[A run of records]
━━━━━━━━━━

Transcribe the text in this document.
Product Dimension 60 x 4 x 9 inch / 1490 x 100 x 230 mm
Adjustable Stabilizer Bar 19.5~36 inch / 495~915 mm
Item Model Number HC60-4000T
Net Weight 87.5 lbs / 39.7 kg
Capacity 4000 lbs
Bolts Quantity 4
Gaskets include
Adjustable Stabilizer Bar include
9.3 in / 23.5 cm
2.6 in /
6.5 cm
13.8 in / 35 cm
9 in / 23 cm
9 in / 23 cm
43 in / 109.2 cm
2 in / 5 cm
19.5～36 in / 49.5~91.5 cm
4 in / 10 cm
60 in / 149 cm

━━━━━━━━━━

→ Your objective
Check each line above for the word "include" and say how many have it, with nothing else.

→ Reply to the exercise
2